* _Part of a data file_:
-----

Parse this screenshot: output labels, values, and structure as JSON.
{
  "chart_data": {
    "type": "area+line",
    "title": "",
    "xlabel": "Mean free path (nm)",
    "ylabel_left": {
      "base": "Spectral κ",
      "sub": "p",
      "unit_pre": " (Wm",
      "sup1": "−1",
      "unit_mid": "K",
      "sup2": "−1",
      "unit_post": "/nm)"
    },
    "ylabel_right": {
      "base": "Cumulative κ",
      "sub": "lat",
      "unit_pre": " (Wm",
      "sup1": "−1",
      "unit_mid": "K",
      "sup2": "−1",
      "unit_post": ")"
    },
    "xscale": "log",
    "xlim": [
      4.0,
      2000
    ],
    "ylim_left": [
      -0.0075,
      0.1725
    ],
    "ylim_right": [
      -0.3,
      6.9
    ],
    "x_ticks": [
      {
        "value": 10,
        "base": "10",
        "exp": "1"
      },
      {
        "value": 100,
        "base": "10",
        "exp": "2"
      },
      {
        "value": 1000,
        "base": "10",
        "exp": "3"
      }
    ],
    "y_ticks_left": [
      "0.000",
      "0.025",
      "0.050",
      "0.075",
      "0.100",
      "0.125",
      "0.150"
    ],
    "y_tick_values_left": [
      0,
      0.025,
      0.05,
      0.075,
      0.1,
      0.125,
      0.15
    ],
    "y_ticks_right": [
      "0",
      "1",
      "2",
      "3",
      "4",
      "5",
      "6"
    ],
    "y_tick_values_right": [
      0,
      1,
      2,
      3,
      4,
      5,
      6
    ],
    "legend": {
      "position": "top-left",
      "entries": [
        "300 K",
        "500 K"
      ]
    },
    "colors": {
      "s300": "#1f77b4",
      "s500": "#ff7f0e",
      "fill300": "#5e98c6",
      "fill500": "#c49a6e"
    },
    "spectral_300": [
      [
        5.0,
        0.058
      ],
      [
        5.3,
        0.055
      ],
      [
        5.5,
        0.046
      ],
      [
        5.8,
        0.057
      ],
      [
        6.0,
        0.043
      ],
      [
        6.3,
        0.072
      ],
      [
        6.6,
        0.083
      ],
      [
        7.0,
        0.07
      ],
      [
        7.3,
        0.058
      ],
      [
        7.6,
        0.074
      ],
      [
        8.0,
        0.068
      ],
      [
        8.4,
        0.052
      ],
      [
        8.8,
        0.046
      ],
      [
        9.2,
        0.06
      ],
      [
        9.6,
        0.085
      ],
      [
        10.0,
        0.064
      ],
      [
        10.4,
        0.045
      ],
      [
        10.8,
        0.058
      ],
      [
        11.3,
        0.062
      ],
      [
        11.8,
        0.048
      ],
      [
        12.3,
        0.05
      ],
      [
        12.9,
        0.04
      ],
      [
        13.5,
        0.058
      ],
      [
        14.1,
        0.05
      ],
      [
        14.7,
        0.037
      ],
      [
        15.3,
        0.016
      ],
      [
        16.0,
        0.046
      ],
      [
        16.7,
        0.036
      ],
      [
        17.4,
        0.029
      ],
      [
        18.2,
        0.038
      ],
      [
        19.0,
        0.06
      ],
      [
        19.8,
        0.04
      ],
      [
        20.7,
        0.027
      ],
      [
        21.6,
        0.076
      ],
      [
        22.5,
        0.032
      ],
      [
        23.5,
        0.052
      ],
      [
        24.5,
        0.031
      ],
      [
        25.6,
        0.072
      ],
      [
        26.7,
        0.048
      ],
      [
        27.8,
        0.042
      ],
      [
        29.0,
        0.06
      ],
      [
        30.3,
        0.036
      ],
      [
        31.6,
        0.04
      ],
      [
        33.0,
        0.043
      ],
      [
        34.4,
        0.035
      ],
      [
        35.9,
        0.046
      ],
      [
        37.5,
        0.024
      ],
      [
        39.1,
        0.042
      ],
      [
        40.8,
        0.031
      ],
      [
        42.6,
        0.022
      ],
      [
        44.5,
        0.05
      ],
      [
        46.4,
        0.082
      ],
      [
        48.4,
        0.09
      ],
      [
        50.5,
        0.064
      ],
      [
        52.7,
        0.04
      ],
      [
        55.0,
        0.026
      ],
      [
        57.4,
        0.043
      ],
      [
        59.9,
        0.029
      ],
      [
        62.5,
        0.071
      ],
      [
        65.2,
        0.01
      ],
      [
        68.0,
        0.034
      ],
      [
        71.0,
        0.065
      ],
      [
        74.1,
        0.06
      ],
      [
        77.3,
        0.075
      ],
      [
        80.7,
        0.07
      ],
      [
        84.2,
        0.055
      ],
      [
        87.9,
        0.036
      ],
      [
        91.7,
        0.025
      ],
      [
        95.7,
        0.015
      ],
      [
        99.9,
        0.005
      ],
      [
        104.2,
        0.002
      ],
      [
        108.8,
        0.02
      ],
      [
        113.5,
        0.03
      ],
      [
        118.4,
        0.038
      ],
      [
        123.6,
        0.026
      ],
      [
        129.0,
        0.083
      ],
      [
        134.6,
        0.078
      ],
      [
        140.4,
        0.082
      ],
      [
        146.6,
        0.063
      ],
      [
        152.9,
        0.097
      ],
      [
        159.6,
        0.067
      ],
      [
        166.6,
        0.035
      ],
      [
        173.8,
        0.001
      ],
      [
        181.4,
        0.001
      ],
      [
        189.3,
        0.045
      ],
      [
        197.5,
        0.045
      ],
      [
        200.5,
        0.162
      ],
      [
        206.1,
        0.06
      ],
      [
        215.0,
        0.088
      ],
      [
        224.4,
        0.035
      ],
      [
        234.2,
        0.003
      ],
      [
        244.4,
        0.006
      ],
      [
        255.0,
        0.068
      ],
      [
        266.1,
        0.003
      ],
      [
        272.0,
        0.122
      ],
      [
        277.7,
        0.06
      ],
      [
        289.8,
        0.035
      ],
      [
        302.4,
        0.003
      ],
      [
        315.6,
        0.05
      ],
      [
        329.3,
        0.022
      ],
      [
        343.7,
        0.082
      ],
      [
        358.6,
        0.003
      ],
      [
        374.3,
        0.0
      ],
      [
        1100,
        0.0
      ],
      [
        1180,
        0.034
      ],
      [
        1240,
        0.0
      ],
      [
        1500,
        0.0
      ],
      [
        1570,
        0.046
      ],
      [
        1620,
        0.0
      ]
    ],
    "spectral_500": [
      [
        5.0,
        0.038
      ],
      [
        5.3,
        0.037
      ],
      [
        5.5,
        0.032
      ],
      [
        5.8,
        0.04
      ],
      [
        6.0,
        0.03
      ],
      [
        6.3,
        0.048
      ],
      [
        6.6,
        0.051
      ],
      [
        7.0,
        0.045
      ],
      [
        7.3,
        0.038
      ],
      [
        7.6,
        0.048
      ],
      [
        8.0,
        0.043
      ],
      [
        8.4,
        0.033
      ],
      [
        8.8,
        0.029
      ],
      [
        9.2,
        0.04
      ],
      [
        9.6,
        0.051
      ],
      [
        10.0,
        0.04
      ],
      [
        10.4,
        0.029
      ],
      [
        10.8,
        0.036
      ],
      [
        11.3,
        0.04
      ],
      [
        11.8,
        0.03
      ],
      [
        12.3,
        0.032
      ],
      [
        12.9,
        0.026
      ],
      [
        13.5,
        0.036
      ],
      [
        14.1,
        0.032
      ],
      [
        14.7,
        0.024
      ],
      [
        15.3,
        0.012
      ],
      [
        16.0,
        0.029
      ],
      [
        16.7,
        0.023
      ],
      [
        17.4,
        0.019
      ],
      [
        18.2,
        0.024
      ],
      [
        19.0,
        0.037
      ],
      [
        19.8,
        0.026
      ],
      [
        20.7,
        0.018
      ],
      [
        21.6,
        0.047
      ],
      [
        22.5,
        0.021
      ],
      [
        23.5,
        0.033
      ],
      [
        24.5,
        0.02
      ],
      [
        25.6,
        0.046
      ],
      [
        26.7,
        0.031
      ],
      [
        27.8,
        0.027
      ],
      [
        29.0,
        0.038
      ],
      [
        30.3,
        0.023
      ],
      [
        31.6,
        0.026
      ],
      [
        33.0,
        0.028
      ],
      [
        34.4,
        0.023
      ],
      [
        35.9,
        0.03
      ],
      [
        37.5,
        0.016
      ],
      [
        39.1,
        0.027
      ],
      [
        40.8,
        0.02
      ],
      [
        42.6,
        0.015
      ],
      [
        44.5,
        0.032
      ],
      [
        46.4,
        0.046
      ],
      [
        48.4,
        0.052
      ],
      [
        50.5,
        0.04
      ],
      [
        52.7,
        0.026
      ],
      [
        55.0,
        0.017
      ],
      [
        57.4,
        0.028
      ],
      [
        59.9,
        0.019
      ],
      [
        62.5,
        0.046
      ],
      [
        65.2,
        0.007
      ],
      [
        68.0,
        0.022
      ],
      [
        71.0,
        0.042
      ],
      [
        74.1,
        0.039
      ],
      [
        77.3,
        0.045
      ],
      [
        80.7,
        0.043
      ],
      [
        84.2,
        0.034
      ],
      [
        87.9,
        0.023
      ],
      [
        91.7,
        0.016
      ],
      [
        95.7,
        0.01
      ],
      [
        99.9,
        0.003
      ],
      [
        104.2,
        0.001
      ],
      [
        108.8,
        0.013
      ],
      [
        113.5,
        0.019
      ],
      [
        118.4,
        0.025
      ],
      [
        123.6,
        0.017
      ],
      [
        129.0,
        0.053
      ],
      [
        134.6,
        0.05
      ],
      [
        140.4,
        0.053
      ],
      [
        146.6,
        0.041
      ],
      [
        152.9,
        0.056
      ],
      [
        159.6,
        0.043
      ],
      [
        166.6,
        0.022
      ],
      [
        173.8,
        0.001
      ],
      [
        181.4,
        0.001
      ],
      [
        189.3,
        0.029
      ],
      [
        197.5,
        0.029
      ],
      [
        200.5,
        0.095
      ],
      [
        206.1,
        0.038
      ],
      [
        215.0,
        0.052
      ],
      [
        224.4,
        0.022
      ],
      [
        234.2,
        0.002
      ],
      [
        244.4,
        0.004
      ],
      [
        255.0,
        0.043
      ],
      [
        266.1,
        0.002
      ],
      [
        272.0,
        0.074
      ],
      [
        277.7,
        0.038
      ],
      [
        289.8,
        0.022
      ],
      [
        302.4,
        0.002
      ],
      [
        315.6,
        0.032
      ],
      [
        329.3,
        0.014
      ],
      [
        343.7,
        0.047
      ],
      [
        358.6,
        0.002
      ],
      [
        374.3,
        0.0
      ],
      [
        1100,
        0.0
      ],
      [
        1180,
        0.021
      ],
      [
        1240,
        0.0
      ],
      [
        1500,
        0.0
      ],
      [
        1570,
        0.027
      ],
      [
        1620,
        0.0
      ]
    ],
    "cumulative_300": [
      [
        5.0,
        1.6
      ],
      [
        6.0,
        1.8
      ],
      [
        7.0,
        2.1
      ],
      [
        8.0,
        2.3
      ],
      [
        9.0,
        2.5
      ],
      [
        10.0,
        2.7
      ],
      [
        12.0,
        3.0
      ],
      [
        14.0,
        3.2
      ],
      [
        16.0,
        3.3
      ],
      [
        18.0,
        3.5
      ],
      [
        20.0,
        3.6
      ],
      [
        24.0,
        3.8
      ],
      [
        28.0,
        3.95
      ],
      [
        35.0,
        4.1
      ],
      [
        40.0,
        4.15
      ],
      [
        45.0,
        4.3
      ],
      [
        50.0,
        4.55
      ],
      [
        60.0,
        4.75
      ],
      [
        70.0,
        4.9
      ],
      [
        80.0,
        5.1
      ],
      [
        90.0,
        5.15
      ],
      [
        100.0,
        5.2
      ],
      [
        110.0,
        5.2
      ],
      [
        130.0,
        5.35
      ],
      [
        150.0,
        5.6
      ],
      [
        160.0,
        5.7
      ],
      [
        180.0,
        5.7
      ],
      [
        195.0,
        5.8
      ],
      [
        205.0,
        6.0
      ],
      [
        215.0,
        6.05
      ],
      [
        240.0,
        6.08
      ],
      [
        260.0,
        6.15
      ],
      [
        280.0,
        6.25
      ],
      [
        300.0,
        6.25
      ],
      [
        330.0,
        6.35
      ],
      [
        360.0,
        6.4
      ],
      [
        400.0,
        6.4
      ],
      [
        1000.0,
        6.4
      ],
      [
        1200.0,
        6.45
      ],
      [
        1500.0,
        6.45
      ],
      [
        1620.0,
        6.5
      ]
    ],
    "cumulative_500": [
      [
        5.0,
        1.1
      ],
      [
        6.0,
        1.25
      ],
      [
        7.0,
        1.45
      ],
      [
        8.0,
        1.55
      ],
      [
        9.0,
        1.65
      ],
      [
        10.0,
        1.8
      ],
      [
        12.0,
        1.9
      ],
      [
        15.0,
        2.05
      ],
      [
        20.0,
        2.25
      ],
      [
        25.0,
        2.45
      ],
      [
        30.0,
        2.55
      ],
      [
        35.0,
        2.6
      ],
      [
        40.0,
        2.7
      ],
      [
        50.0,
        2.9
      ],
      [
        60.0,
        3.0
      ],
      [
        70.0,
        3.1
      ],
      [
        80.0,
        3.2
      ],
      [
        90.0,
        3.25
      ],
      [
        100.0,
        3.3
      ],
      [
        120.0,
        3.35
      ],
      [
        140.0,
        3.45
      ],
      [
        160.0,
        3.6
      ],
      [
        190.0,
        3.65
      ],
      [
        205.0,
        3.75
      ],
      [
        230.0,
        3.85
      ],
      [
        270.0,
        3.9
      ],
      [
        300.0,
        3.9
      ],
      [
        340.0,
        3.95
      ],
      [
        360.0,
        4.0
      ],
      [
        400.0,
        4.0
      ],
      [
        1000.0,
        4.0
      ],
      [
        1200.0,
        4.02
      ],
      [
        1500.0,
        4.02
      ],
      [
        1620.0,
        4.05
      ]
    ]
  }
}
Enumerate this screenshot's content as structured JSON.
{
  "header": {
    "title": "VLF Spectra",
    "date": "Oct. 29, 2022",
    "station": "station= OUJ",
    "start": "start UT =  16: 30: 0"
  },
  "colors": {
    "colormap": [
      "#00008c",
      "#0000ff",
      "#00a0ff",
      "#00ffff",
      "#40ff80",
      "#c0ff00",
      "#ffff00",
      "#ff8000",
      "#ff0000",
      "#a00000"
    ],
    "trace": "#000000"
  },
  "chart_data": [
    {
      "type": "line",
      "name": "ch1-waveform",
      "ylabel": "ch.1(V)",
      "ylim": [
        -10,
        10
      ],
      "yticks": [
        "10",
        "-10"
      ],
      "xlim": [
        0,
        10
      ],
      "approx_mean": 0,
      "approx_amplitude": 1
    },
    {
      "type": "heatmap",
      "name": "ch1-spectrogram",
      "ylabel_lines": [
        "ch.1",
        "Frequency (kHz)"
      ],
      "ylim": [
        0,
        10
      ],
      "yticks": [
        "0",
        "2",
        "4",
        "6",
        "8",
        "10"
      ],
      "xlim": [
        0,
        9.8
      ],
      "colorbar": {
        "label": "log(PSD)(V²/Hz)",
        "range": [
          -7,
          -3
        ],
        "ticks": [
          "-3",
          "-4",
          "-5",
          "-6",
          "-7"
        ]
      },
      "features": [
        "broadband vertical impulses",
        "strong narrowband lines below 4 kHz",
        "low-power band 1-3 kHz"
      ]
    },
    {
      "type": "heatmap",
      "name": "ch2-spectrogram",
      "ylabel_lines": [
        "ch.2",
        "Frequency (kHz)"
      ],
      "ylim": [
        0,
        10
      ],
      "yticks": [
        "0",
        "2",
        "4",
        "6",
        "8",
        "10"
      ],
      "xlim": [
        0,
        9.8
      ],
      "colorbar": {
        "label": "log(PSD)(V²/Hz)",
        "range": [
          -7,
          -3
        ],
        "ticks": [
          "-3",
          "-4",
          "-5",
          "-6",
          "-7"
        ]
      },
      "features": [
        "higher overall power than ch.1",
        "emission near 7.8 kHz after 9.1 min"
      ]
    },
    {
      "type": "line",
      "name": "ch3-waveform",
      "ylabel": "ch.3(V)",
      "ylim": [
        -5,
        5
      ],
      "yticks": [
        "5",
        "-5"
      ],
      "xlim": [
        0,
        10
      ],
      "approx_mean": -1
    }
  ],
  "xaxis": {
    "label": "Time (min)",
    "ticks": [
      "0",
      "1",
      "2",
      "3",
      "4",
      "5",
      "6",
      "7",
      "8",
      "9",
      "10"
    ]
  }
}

-----

* _Given task_: Extract each line holding the string "spectrogram".

* _Response for this exercise_:
      "name": "ch1-spectrogram",
      "name": "ch2-spectrogram",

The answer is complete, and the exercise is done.